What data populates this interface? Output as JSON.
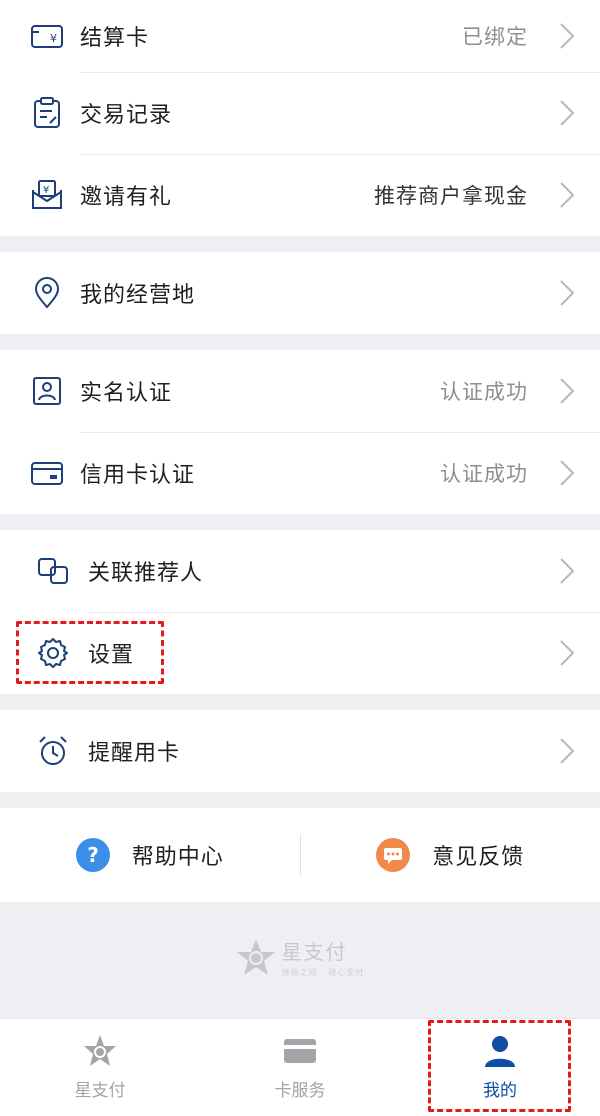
{
  "menu_group_1": {
    "settlement_card": {
      "label": "结算卡",
      "value": "已绑定"
    },
    "transaction_records": {
      "label": "交易记录"
    },
    "invite_reward": {
      "label": "邀请有礼",
      "value": "推荐商户拿现金"
    }
  },
  "menu_group_2": {
    "business_location": {
      "label": "我的经营地"
    }
  },
  "menu_group_3": {
    "real_name_auth": {
      "label": "实名认证",
      "value": "认证成功"
    },
    "credit_card_auth": {
      "label": "信用卡认证",
      "value": "认证成功"
    }
  },
  "menu_group_4": {
    "linked_referrer": {
      "label": "关联推荐人"
    },
    "settings": {
      "label": "设置"
    }
  },
  "menu_group_5": {
    "card_reminder": {
      "label": "提醒用卡"
    }
  },
  "help_bar": {
    "help_center": "帮助中心",
    "feedback": "意见反馈"
  },
  "brand": {
    "name": "星支付",
    "slogan": "弹指之间 · 随心支付"
  },
  "tabbar": {
    "tabs": [
      {
        "label": "星支付",
        "icon": "star-pay-logo-icon",
        "active": false
      },
      {
        "label": "卡服务",
        "icon": "card-icon",
        "active": false
      },
      {
        "label": "我的",
        "icon": "user-icon",
        "active": true
      }
    ]
  },
  "colors": {
    "accent": "#0e4da4",
    "icon_blue": "#1c3f7a",
    "help_icon": "#3b8fe8",
    "feedback_icon": "#f08a4b",
    "highlight": "#e11b1b"
  }
}
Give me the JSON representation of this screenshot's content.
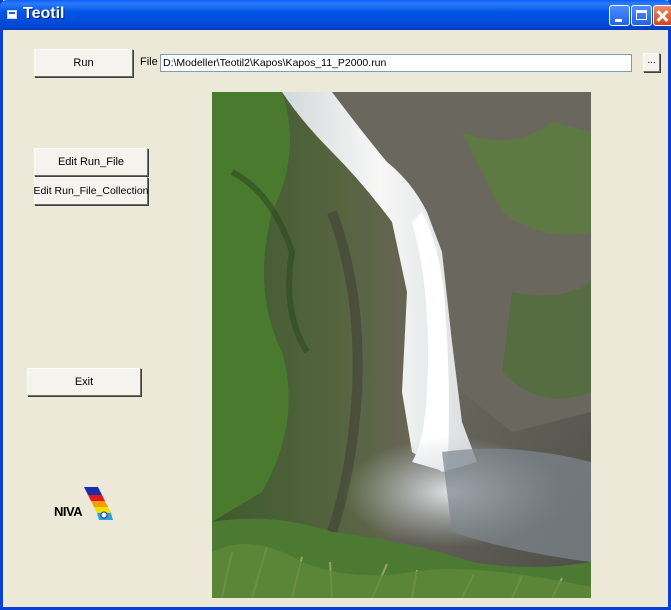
{
  "window": {
    "title": "Teotil",
    "title_icon": "app-icon",
    "controls": [
      "minimize-icon",
      "maximize-icon",
      "close-icon"
    ]
  },
  "toolbar": {
    "run_label": "Run",
    "file_label": "File",
    "file_value": "D:\\Modeller\\Teotil2\\Kapos\\Kapos_11_P2000.run",
    "browse_label": "..."
  },
  "sidebar": {
    "edit_run_file_label": "Edit Run_File",
    "edit_run_file_collection_label": "Edit Run_File_Collection",
    "exit_label": "Exit"
  },
  "logo": {
    "text": "NIVA",
    "colors": [
      "#1b2ea6",
      "#e01b1b",
      "#f5a000",
      "#f0e000",
      "#2aa0e0"
    ]
  },
  "image": {
    "content": "waterfall-photo",
    "colors": {
      "rock": "#5c5a50",
      "moss": "#4f7a35",
      "water": "#f2f4f6",
      "mist": "#c9d0d6"
    }
  }
}
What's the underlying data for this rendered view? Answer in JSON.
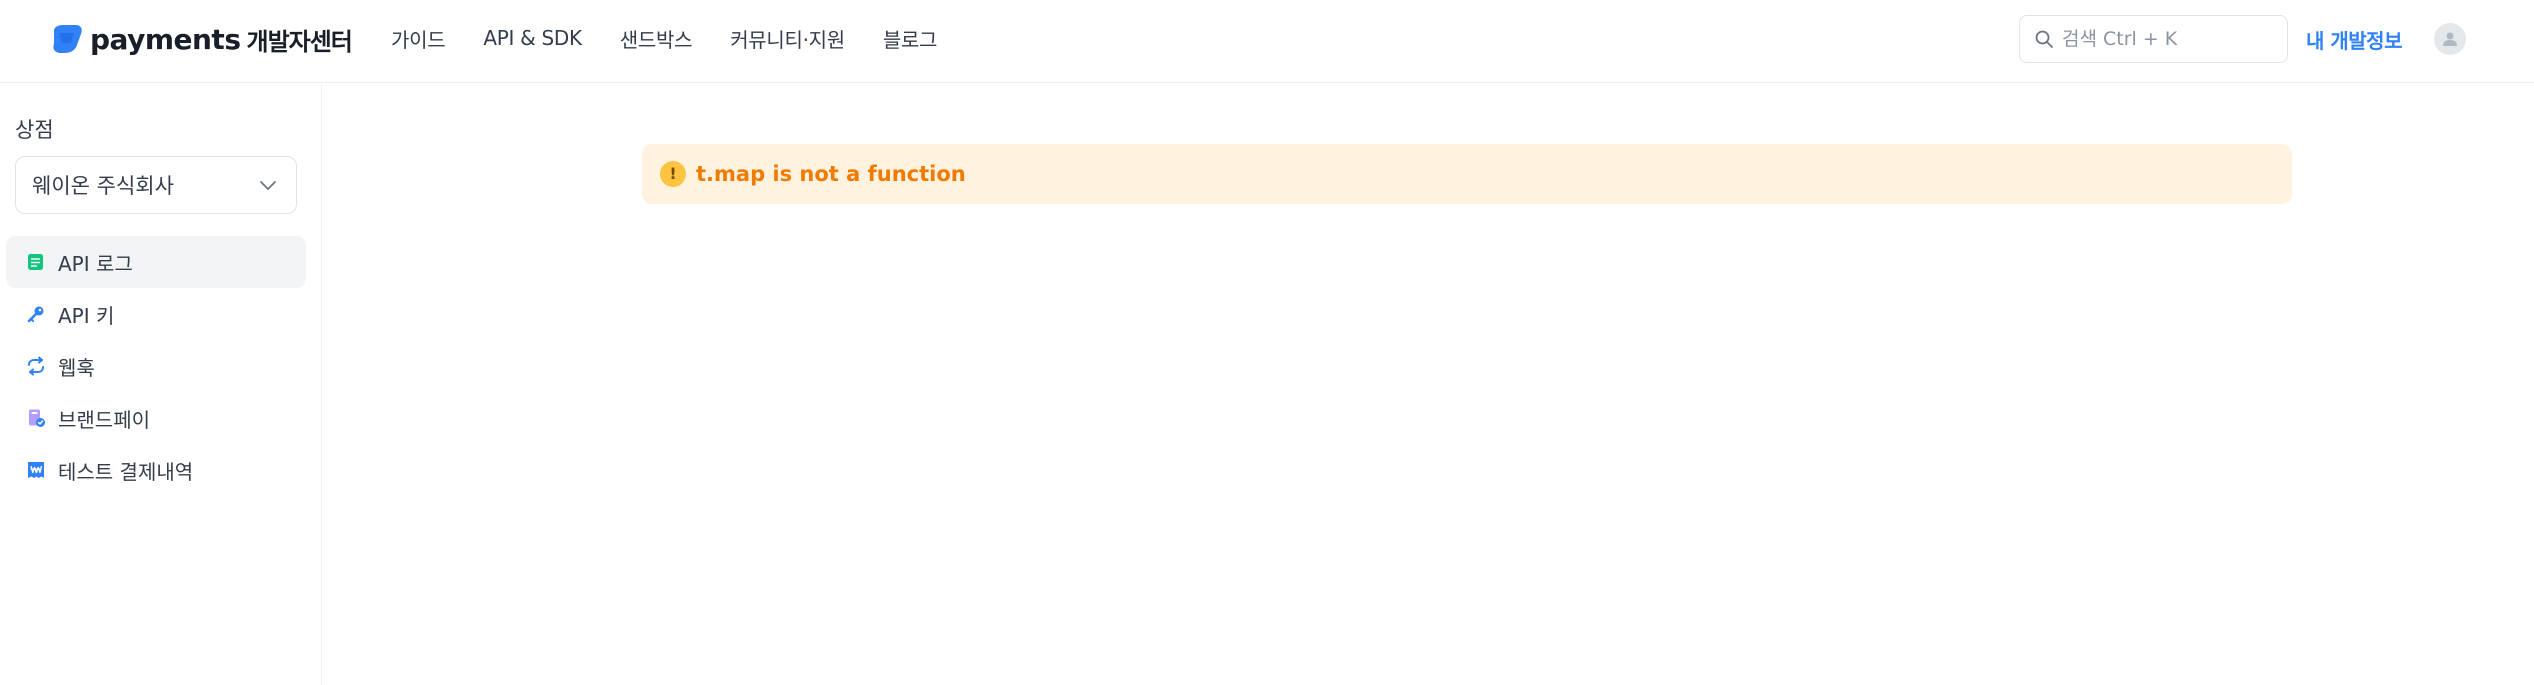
{
  "header": {
    "logo_text": "payments",
    "logo_sub": "개발자센터",
    "nav": [
      {
        "label": "가이드"
      },
      {
        "label": "API & SDK"
      },
      {
        "label": "샌드박스"
      },
      {
        "label": "커뮤니티·지원"
      },
      {
        "label": "블로그"
      }
    ],
    "search_placeholder": "검색 Ctrl + K",
    "my_dev_label": "내 개발정보"
  },
  "sidebar": {
    "store_label": "상점",
    "store_selected": "웨이온 주식회사",
    "items": [
      {
        "label": "API 로그",
        "icon": "document-list-icon",
        "active": true
      },
      {
        "label": "API 키",
        "icon": "key-icon",
        "active": false
      },
      {
        "label": "웹훅",
        "icon": "refresh-icon",
        "active": false
      },
      {
        "label": "브랜드페이",
        "icon": "brandpay-icon",
        "active": false
      },
      {
        "label": "테스트 결제내역",
        "icon": "won-receipt-icon",
        "active": false
      }
    ]
  },
  "main": {
    "alert_icon": "!",
    "alert_text": "t.map is not a function"
  },
  "colors": {
    "accent": "#3182f6",
    "alert_bg": "#fff2df",
    "alert_text": "#f07b00",
    "alert_icon": "#ffc342",
    "active_bg": "#f2f4f6"
  }
}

■ ■ ■ ■ ■ ■ ■

:: Exercise task ::
Transcribe each line above verbatim, with the pictures left out.

:: Task solution ::
What data populates this interface? Output as JSON.
{
  "menu_group_1": {
    "settlement_card": {
      "label": "结算卡",
      "value": "已绑定"
    },
    "transaction_records": {
      "label": "交易记录"
    },
    "invite_reward": {
      "label": "邀请有礼",
      "value": "推荐商户拿现金"
    }
  },
  "menu_group_2": {
    "business_location": {
      "label": "我的经营地"
    }
  },
  "menu_group_3": {
    "real_name_auth": {
      "label": "实名认证",
      "value": "认证成功"
    },
    "credit_card_auth": {
      "label": "信用卡认证",
      "value": "认证成功"
    }
  },
  "menu_group_4": {
    "linked_referrer": {
      "label": "关联推荐人"
    },
    "settings": {
      "label": "设置"
    }
  },
  "menu_group_5": {
    "card_reminder": {
      "label": "提醒用卡"
    }
  },
  "help_bar": {
    "help_center": "帮助中心",
    "feedback": "意见反馈"
  },
  "brand": {
    "name": "星支付",
    "slogan": "弹指之间 · 随心支付"
  },
  "tabbar": {
    "tabs": [
      {
        "label": "星支付",
        "icon": "star-pay-logo-icon",
        "active": false
      },
      {
        "label": "卡服务",
        "icon": "card-icon",
        "active": false
      },
      {
        "label": "我的",
        "icon": "user-icon",
        "active": true
      }
    ]
  },
  "colors": {
    "accent": "#0e4da4",
    "icon_blue": "#1c3f7a",
    "help_icon": "#3b8fe8",
    "feedback_icon": "#f08a4b",
    "highlight": "#e11b1b"
  }
}
Give me the JSON representation of this screenshot's content.
{
  "window": {
    "title": "Teotil",
    "title_icon": "app-icon",
    "controls": [
      "minimize-icon",
      "maximize-icon",
      "close-icon"
    ]
  },
  "toolbar": {
    "run_label": "Run",
    "file_label": "File",
    "file_value": "D:\\Modeller\\Teotil2\\Kapos\\Kapos_11_P2000.run",
    "browse_label": "..."
  },
  "sidebar": {
    "edit_run_file_label": "Edit Run_File",
    "edit_run_file_collection_label": "Edit Run_File_Collection",
    "exit_label": "Exit"
  },
  "logo": {
    "text": "NIVA",
    "colors": [
      "#1b2ea6",
      "#e01b1b",
      "#f5a000",
      "#f0e000",
      "#2aa0e0"
    ]
  },
  "image": {
    "content": "waterfall-photo",
    "colors": {
      "rock": "#5c5a50",
      "moss": "#4f7a35",
      "water": "#f2f4f6",
      "mist": "#c9d0d6"
    }
  }
}
What's the underlying data for this rendered view? Answer in JSON.
{
  "header": {
    "logo_text": "payments",
    "logo_sub": "개발자센터",
    "nav": [
      {
        "label": "가이드"
      },
      {
        "label": "API & SDK"
      },
      {
        "label": "샌드박스"
      },
      {
        "label": "커뮤니티·지원"
      },
      {
        "label": "블로그"
      }
    ],
    "search_placeholder": "검색 Ctrl + K",
    "my_dev_label": "내 개발정보"
  },
  "sidebar": {
    "store_label": "상점",
    "store_selected": "웨이온 주식회사",
    "items": [
      {
        "label": "API 로그",
        "icon": "document-list-icon",
        "active": true
      },
      {
        "label": "API 키",
        "icon": "key-icon",
        "active": false
      },
      {
        "label": "웹훅",
        "icon": "refresh-icon",
        "active": false
      },
      {
        "label": "브랜드페이",
        "icon": "brandpay-icon",
        "active": false
      },
      {
        "label": "테스트 결제내역",
        "icon": "won-receipt-icon",
        "active": false
      }
    ]
  },
  "main": {
    "alert_icon": "!",
    "alert_text": "t.map is not a function"
  },
  "colors": {
    "accent": "#3182f6",
    "alert_bg": "#fff2df",
    "alert_text": "#f07b00",
    "alert_icon": "#ffc342",
    "active_bg": "#f2f4f6"
  }
}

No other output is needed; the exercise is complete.